THE PROBLEM:
Work out how many lines of the records hold the string "运行后必须注释掉", and reply with that number alone.

DATA TO USE:
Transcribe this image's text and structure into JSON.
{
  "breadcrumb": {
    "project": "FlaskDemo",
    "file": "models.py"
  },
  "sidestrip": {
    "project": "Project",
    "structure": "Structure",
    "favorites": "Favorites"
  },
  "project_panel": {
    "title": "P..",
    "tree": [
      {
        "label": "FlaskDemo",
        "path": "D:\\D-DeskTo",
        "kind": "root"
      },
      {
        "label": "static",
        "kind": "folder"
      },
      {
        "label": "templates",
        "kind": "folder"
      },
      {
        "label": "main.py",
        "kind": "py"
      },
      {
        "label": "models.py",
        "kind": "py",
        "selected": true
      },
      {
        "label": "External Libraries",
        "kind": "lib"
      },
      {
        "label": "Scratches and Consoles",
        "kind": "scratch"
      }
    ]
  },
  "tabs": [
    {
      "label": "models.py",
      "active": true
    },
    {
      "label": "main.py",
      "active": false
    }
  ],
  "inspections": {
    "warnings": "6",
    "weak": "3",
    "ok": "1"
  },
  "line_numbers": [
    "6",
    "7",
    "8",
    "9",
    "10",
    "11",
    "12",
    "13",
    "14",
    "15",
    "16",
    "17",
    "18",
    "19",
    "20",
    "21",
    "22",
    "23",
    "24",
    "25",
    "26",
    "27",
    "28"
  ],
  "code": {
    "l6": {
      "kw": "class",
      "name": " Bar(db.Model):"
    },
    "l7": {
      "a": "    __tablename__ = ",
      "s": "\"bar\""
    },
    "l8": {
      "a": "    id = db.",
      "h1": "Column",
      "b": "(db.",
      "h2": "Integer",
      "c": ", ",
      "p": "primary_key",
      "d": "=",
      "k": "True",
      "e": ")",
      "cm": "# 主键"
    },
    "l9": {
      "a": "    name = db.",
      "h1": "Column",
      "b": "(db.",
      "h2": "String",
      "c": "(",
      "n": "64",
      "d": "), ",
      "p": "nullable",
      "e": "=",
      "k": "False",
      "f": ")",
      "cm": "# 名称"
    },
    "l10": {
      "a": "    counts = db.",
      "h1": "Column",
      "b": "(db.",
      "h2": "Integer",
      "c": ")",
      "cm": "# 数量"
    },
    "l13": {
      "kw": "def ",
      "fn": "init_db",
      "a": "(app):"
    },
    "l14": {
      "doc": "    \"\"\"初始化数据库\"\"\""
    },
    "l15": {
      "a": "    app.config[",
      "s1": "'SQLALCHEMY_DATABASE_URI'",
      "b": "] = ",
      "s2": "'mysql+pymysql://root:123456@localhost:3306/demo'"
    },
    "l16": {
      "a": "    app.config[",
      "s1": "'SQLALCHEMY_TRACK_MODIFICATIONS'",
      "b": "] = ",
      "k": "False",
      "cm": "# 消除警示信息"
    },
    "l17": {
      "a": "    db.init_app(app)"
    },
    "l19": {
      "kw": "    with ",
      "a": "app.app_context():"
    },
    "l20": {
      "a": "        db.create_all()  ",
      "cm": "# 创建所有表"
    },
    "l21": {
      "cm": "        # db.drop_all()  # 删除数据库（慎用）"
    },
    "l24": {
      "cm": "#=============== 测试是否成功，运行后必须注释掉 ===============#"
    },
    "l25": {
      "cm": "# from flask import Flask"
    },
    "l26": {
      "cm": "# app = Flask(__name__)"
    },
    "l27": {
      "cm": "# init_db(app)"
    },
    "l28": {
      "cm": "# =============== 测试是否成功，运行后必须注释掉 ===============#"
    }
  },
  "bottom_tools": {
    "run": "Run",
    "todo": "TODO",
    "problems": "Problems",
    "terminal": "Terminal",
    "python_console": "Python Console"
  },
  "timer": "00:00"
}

EXERCISE ANSWER:
2